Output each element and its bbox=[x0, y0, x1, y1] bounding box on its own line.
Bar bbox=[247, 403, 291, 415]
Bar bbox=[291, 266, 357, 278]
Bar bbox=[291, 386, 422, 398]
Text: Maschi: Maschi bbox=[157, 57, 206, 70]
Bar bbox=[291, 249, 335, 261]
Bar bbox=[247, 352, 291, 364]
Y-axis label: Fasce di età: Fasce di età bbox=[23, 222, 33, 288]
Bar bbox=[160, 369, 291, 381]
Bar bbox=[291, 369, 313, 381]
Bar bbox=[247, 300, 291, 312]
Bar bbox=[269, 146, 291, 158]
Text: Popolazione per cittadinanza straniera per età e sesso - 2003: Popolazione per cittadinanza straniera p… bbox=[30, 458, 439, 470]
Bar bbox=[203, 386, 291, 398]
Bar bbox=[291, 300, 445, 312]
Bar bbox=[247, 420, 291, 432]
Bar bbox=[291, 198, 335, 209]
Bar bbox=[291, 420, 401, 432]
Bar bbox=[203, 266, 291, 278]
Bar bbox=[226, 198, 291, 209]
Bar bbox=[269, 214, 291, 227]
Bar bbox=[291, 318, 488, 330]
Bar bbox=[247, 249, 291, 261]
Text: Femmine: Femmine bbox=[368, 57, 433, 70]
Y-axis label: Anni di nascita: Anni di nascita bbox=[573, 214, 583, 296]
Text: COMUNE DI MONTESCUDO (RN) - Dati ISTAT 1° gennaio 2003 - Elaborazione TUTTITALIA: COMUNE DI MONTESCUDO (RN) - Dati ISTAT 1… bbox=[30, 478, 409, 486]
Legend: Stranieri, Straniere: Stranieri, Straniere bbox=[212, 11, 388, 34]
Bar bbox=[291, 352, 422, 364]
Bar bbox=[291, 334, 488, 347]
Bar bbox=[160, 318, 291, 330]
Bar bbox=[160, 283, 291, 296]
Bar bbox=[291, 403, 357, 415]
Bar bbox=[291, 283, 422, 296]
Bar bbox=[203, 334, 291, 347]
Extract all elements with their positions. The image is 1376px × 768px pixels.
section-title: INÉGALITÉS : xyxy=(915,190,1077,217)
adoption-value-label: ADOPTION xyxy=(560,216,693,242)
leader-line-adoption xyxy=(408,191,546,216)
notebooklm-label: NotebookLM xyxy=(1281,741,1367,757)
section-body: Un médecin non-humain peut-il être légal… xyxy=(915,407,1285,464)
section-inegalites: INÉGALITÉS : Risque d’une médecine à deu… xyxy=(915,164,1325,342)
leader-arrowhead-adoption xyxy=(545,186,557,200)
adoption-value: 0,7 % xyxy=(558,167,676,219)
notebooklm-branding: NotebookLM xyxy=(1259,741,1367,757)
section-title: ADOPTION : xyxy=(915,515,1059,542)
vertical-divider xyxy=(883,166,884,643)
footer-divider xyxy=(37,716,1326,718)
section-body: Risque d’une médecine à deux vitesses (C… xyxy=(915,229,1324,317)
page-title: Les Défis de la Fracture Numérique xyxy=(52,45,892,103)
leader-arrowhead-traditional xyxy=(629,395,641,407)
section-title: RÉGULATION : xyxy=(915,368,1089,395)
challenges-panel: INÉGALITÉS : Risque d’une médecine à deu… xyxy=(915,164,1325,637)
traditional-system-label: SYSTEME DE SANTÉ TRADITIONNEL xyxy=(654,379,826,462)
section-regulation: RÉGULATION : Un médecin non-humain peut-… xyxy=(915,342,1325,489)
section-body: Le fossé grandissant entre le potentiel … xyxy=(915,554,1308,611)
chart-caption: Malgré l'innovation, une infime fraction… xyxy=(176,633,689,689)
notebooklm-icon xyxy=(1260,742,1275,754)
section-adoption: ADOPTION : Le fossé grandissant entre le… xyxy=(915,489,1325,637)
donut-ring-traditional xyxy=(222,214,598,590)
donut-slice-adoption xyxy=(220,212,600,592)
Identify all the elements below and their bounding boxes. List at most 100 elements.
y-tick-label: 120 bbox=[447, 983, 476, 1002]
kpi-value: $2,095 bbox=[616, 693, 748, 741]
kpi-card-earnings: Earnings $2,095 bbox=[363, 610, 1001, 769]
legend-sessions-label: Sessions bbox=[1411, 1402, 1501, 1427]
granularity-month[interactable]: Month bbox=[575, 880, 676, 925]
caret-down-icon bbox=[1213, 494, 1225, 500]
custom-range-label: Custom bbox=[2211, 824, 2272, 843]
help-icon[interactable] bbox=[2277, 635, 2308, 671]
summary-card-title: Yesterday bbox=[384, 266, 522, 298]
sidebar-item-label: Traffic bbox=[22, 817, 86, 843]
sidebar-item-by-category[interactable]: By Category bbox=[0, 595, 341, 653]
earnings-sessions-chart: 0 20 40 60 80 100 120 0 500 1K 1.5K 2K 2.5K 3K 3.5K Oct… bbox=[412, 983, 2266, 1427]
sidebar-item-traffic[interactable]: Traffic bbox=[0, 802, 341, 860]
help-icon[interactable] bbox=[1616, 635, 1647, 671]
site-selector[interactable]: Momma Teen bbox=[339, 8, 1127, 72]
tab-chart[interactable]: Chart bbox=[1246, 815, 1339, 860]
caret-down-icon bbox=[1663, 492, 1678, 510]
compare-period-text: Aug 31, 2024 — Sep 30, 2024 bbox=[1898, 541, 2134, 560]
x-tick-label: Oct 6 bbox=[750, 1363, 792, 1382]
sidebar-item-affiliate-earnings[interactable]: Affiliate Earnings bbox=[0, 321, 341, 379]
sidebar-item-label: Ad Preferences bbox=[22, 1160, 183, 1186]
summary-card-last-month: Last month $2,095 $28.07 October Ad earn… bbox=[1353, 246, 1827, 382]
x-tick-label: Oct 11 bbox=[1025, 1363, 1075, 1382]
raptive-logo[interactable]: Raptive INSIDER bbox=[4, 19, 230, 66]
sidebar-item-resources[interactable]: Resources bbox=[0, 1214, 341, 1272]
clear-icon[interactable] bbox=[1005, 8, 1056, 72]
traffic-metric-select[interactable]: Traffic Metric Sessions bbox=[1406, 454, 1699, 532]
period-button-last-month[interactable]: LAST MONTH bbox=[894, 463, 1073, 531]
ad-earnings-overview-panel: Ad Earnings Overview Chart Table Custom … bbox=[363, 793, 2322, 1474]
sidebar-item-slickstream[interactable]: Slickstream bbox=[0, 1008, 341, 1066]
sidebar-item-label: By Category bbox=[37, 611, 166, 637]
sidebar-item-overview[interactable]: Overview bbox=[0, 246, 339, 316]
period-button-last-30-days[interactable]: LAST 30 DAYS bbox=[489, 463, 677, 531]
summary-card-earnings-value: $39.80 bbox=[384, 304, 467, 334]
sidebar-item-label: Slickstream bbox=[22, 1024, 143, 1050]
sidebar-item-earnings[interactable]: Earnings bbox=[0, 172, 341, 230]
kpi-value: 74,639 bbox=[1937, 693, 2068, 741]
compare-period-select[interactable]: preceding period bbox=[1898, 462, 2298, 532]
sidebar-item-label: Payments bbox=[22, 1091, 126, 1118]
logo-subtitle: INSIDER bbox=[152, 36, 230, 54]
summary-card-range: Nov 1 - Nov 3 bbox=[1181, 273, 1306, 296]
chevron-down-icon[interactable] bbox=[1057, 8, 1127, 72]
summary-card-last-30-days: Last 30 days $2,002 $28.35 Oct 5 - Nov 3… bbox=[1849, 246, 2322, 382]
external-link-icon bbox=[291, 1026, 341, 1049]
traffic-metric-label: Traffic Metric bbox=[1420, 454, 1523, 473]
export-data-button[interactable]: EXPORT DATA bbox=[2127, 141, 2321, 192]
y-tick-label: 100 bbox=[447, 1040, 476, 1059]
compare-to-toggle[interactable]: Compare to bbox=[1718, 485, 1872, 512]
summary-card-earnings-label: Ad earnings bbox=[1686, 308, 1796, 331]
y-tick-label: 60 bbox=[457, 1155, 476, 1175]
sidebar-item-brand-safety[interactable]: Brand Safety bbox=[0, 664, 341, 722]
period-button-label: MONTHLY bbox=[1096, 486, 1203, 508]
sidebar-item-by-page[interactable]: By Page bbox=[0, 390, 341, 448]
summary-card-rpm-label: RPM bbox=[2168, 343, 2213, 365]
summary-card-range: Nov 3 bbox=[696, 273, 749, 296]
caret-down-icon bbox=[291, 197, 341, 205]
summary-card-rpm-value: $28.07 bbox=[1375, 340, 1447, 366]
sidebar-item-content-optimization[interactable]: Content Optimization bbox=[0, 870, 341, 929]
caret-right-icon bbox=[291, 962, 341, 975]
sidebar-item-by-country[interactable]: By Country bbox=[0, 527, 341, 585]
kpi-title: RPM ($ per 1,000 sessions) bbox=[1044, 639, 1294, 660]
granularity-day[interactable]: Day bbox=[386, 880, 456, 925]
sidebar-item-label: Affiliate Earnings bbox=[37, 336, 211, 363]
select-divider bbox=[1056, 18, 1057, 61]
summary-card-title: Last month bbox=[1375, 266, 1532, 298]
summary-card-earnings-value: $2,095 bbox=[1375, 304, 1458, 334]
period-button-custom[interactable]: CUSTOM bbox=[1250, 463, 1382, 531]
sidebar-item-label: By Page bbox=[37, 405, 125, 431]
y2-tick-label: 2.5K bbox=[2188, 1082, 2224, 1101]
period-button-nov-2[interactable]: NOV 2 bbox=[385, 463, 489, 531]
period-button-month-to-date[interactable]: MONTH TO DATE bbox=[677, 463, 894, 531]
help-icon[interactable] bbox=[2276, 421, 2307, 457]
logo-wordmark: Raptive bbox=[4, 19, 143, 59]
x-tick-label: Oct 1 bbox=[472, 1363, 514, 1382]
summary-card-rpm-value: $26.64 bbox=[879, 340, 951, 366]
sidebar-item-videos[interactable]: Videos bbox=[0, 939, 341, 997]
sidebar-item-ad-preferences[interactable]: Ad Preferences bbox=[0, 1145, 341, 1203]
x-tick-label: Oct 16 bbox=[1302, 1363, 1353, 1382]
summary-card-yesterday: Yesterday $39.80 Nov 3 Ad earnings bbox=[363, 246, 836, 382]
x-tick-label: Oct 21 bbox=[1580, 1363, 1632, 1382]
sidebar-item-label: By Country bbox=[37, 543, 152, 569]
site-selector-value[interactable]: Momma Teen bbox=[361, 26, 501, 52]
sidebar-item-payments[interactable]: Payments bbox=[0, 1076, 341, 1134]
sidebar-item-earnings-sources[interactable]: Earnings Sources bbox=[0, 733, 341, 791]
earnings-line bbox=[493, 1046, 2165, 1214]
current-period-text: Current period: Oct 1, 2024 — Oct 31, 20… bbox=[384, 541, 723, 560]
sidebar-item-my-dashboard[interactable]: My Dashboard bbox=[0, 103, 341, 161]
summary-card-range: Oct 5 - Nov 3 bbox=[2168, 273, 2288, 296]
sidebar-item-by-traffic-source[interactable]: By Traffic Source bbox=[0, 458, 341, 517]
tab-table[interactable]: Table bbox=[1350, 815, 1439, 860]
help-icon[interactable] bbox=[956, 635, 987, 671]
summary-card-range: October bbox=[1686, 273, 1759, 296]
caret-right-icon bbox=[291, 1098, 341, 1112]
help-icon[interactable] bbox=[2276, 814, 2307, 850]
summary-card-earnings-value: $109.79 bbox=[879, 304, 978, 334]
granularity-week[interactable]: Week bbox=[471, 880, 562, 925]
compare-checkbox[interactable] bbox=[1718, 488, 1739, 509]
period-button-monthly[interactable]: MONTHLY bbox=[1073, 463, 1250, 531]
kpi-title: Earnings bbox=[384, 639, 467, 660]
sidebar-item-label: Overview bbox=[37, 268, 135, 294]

● Task goal
Reproduce the listing word for word, starting at its first line and ending at the line that contains "Bar bbox=[247, 249, 291, 261]", with both of those lines included.

● Task answer
Output each element and its bbox=[x0, y0, x1, y1] bounding box on its own line.
Bar bbox=[247, 403, 291, 415]
Bar bbox=[291, 266, 357, 278]
Bar bbox=[291, 386, 422, 398]
Text: Maschi: Maschi bbox=[157, 57, 206, 70]
Bar bbox=[291, 249, 335, 261]
Bar bbox=[247, 352, 291, 364]
Y-axis label: Fasce di età: Fasce di età bbox=[23, 222, 33, 288]
Bar bbox=[160, 369, 291, 381]
Bar bbox=[291, 369, 313, 381]
Bar bbox=[247, 300, 291, 312]
Bar bbox=[269, 146, 291, 158]
Text: Popolazione per cittadinanza straniera per età e sesso - 2003: Popolazione per cittadinanza straniera p… bbox=[30, 458, 439, 470]
Bar bbox=[203, 386, 291, 398]
Bar bbox=[291, 300, 445, 312]
Bar bbox=[247, 420, 291, 432]
Bar bbox=[291, 198, 335, 209]
Bar bbox=[291, 420, 401, 432]
Bar bbox=[203, 266, 291, 278]
Bar bbox=[226, 198, 291, 209]
Bar bbox=[269, 214, 291, 227]
Bar bbox=[291, 318, 488, 330]
Bar bbox=[247, 249, 291, 261]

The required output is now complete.